* _Text excerpt_:

SOCRATES said:Again, I must compliment you on your accuracy of execution, and this, as we both know is the result of deep understanding and knowledge reinforced by experience, which becomes the personal intellectual property of the trader. There are many individuals only too eager to try to somehow get hold of that type of knowledge, but in my view totally unfit to be given it.
I am commenting because you have displayed a trade that is bound to arouse interest from sincere aspirants and criticism from envious and corrosive individuals who may try to find a hole in this.
I assure the lot of you that there is no hole. Again it perfectly obvious.
I am going to proceed to explain it but only in mechanical terms:~
Here we see an instrument and it does not matter what it is and whether there is adverse press comment preceding the opening or otherwise as the stage is set at the previoous close.
Towards the previous close the price lifts in very narrow spreads, but the volume is very thin indeed.
It is obvious that the price is being lilfted with great effort and in a very gradual and calculated manner, that is despite the market conditions, with great difficulty.
This is because the underlying volume towards the close (in mechanical terms) gives the clue that there is no real underlying demand for it, if at all.
This is a cue to a tremendous fall in the offing.
Sure enough, as day follows night, at the open the price is gapped down sharply and begins to fall.
This type of price decline occurs very quickly and continues very rapidly because while it is under way, no floor can be percieved. The gains on this type of operation can be substantial and can happen very quickly, but handling this type of situation requires the correct snap close and the timing is crucial.

* _Data for analysis_:

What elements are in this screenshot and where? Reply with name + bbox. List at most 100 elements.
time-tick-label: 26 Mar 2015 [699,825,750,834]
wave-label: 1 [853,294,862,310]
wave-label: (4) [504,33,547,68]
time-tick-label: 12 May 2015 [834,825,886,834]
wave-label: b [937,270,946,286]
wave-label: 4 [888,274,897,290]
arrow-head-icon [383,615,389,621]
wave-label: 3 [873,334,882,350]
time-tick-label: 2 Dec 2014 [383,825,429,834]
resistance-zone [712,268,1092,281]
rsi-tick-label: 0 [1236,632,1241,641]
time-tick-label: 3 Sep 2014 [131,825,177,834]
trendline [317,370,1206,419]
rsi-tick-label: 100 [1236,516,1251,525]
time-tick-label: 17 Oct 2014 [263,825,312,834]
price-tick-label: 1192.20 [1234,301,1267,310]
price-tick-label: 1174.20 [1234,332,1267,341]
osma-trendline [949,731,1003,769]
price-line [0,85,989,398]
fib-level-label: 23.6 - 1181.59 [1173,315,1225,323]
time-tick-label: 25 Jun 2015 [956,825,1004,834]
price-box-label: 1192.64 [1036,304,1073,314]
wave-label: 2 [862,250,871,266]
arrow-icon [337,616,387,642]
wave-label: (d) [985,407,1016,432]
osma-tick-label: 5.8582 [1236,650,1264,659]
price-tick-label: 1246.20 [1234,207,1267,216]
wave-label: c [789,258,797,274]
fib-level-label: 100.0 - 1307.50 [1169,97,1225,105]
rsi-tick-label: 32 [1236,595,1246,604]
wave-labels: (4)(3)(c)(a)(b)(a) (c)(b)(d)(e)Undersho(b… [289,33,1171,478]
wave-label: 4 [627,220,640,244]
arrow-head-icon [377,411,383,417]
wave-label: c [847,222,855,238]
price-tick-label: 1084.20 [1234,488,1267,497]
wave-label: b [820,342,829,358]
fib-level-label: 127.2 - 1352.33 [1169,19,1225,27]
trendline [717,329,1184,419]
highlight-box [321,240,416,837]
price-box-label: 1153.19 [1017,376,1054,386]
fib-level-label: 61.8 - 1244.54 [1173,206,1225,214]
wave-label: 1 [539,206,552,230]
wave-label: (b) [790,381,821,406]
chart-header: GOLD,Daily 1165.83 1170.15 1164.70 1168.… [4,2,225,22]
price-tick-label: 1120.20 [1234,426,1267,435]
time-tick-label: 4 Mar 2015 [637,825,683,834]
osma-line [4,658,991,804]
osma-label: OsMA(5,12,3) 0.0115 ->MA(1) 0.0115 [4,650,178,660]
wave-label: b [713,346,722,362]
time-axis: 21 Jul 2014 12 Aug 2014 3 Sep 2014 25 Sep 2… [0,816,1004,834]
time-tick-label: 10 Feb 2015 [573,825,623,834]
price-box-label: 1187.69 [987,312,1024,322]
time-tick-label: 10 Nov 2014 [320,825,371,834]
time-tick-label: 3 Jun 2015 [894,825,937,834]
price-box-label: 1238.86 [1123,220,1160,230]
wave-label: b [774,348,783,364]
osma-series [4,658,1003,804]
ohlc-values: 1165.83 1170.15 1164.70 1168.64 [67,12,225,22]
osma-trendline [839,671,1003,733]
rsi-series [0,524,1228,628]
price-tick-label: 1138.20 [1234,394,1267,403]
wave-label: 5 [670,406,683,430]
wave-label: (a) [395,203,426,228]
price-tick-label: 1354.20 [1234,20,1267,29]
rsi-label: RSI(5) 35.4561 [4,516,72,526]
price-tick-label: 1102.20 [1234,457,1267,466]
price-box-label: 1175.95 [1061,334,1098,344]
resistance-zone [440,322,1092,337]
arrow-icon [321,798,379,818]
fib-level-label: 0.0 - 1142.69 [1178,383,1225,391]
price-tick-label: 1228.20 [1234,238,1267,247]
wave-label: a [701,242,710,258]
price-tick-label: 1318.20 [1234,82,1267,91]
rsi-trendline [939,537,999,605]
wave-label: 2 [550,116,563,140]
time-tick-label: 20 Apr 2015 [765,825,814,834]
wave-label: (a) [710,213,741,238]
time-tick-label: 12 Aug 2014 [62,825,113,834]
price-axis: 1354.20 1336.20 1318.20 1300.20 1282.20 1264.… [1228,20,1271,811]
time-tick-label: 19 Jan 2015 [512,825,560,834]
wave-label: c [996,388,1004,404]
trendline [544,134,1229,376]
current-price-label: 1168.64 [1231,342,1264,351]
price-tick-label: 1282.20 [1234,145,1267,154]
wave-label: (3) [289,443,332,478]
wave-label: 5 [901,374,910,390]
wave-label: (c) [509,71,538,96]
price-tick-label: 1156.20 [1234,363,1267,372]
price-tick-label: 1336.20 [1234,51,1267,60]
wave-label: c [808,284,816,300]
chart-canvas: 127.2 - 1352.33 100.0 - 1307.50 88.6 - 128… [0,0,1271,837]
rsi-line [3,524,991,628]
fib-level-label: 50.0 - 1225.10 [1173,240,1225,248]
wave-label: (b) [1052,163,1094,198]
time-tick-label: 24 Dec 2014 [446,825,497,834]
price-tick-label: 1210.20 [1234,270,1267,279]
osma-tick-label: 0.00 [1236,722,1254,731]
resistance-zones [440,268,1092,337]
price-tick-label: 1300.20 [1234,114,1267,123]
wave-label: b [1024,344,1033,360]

* _Problem description_: Copy the trading commentary from "I am going to" to "in the offing.", changing "volume" to "turnover" throughout.

* _Result of this exercise_:
I am going to proceed to explain it but only in mechanical terms:~
Here we see an instrument and it does not matter what it is and whether there is adverse press comment preceding the opening or otherwise as the stage is set at the previoous close.
Towards the previous close the price lifts in very narrow spreads, but the turnover is very thin indeed.
It is obvious that the price is being lilfted with great effort and in a very gradual and calculated manner, that is despite the market conditions, with great difficulty.
This is because the underlying turnover towards the close (in mechanical terms) gives the clue that there is no real underlying demand for it, if at all.
This is a cue to a tremendous fall in the offing.